> **Requirements**
Copy the items word for word, starting at the beginning of the items and ending with the line that contains "The first end pivot axis 61 is at (378, 357).". Leave the pictures out of your copy.

═══ Data entries ═══

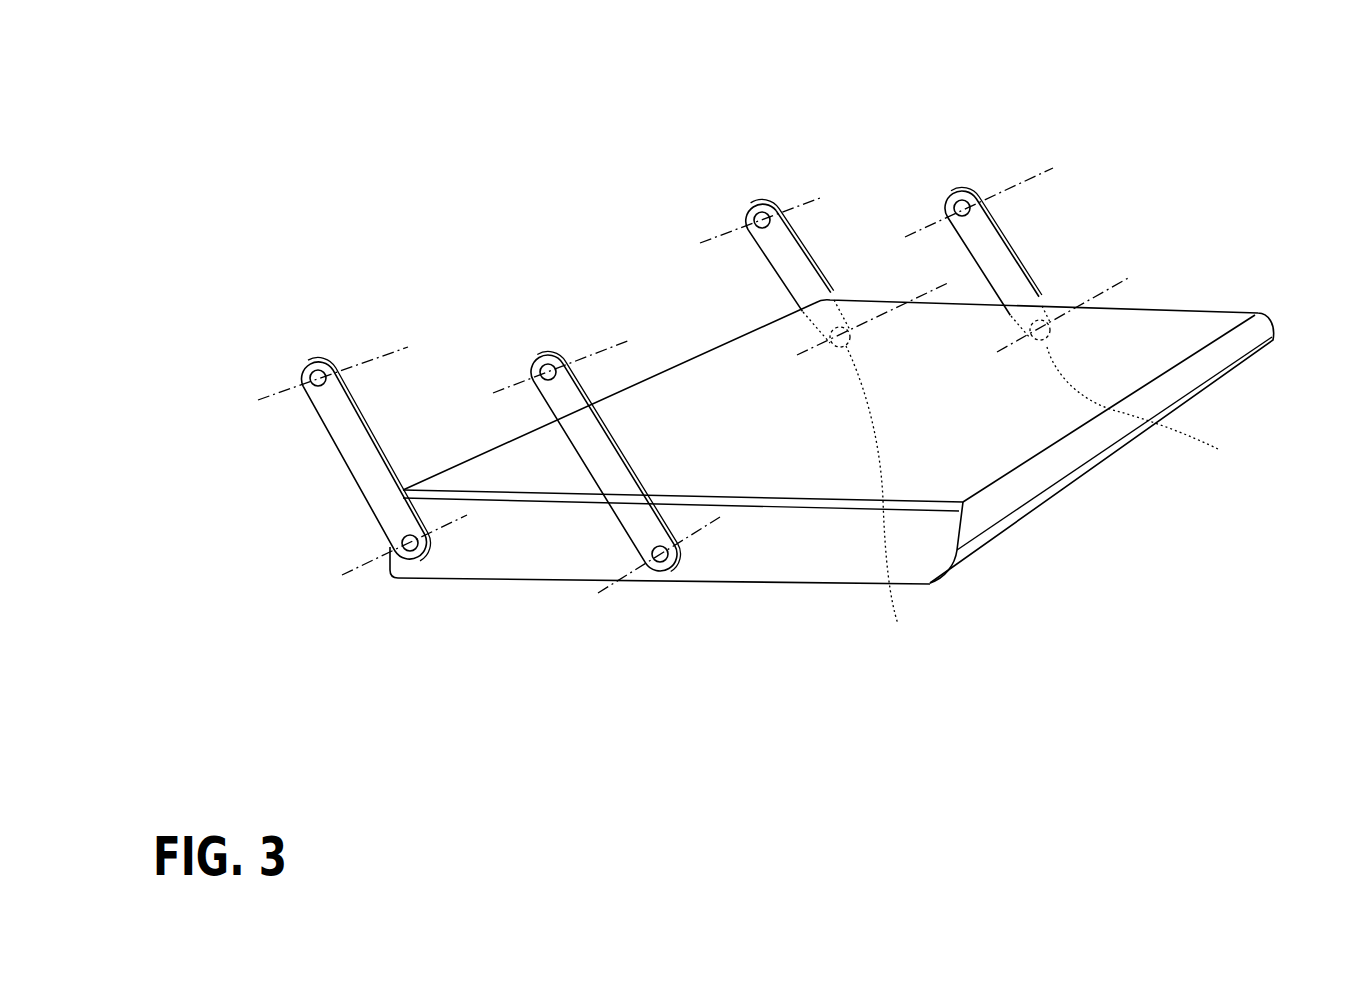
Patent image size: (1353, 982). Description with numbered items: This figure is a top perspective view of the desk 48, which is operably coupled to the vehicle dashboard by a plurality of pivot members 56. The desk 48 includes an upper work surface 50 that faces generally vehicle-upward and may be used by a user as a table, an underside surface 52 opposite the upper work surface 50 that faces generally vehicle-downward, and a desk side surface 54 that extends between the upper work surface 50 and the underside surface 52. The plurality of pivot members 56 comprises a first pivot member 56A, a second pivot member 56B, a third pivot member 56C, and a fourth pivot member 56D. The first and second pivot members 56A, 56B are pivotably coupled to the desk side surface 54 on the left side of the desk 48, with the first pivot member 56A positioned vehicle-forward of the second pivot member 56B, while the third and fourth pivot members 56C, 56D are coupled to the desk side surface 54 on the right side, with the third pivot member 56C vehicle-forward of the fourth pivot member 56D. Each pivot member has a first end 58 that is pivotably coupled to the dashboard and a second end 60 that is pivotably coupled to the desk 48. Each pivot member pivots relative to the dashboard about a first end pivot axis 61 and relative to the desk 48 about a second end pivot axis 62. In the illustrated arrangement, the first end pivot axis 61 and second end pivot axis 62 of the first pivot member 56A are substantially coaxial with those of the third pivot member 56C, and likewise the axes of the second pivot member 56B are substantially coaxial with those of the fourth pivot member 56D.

The desk 48 is at (1133, 140).
The upper work surface 50 is at (1160, 337).
The underside surface 52 is at (683, 587).
The desk side surface 54 is at (533, 547).
The plurality of pivot members 56 is at (709, 393).
The first pivot member 56A is at (352, 447).
The second pivot member 56B is at (597, 453).
The third pivot member 56C is at (788, 253).
The fourth pivot member 56D is at (1005, 257).
The first end 58 is at (312, 363).
The second end 60 is at (400, 577).
The first end pivot axis 61 is at (378, 357).
The second end pivot axis 62 is at (365, 566).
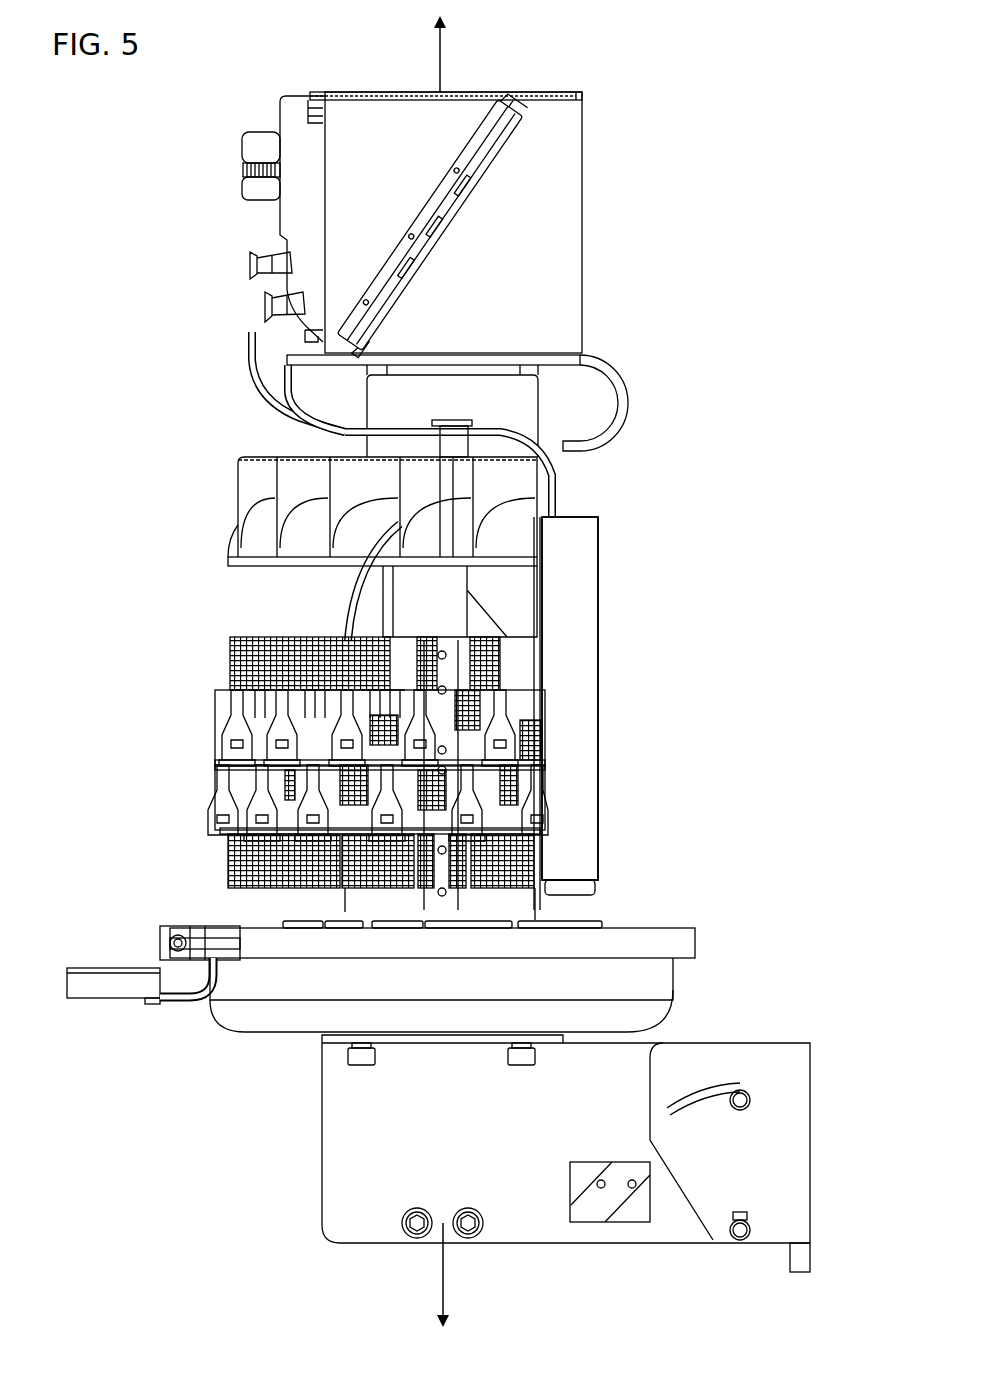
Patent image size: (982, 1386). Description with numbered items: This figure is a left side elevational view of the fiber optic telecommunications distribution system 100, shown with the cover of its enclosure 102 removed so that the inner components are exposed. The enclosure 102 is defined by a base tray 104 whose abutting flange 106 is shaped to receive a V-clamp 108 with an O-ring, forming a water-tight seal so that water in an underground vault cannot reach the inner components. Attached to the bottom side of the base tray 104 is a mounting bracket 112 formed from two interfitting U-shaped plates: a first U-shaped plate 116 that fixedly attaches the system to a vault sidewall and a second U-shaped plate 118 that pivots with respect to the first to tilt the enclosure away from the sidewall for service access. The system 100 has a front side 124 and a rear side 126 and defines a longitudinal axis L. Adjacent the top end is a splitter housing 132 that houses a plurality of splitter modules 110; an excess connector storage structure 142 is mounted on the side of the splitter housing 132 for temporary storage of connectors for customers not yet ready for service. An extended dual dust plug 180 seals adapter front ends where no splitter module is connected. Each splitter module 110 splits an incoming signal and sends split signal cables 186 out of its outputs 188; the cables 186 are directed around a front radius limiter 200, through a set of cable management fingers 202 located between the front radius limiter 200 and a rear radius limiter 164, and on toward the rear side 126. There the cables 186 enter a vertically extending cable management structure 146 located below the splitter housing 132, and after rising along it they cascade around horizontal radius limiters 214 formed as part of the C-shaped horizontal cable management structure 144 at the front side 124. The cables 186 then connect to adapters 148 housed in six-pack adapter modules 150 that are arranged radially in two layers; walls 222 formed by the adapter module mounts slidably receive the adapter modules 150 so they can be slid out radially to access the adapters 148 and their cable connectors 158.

The fiber optic telecommunications distribution system 100 is at (740, 196).
The enclosure 102 is at (655, 1012).
The base tray 104 is at (663, 975).
The abutting flange 106 is at (683, 938).
The V-clamp 108 is at (165, 935).
The splitter module 110 is at (310, 207).
The mounting bracket 112 is at (347, 1155).
The first U-shaped plate 116 is at (800, 1152).
The second U-shaped plate 118 is at (523, 1232).
The front side 124 is at (228, 540).
The rear side 126 is at (596, 595).
The splitter housing 132 is at (571, 265).
The excess connector storage structure 142 is at (468, 190).
The horizontal cable management structure 144 is at (515, 483).
The vertically extending cable management structure 146 is at (586, 630).
The adapter 148 is at (258, 712).
The six-pack adapter module 150 is at (545, 790).
The connector 158 is at (245, 775).
The rear radius limiter 164 is at (628, 382).
The extended dual dust plug 180 is at (258, 190).
The split signal cable 186 is at (498, 436).
The output 188 is at (265, 308).
The front radius limiter 200 is at (300, 400).
The cable management fingers 202 is at (462, 405).
The horizontal radius limiter 214 is at (248, 482).
The guide wall 222 is at (482, 735).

═══

> **Task result**
Patent image size: (1353, 982). Description with numbered items: This figure is a top perspective view of the desk 48, which is operably coupled to the vehicle dashboard by a plurality of pivot members 56. The desk 48 includes an upper work surface 50 that faces generally vehicle-upward and may be used by a user as a table, an underside surface 52 opposite the upper work surface 50 that faces generally vehicle-downward, and a desk side surface 54 that extends between the upper work surface 50 and the underside surface 52. The plurality of pivot members 56 comprises a first pivot member 56A, a second pivot member 56B, a third pivot member 56C, and a fourth pivot member 56D. The first and second pivot members 56A, 56B are pivotably coupled to the desk side surface 54 on the left side of the desk 48, with the first pivot member 56A positioned vehicle-forward of the second pivot member 56B, while the third and fourth pivot members 56C, 56D are coupled to the desk side surface 54 on the right side, with the third pivot member 56C vehicle-forward of the fourth pivot member 56D. Each pivot member has a first end 58 that is pivotably coupled to the dashboard and a second end 60 that is pivotably coupled to the desk 48. Each pivot member pivots relative to the dashboard about a first end pivot axis 61 and relative to the desk 48 about a second end pivot axis 62. In the illustrated arrangement, the first end pivot axis 61 and second end pivot axis 62 of the first pivot member 56A are substantially coaxial with those of the third pivot member 56C, and likewise the axes of the second pivot member 56B are substantially coaxial with those of the fourth pivot member 56D.

The desk 48 is at (1133, 140).
The upper work surface 50 is at (1160, 337).
The underside surface 52 is at (683, 587).
The desk side surface 54 is at (533, 547).
The plurality of pivot members 56 is at (709, 393).
The first pivot member 56A is at (352, 447).
The second pivot member 56B is at (597, 453).
The third pivot member 56C is at (788, 253).
The fourth pivot member 56D is at (1005, 257).
The first end 58 is at (312, 363).
The second end 60 is at (400, 577).
The first end pivot axis 61 is at (378, 357).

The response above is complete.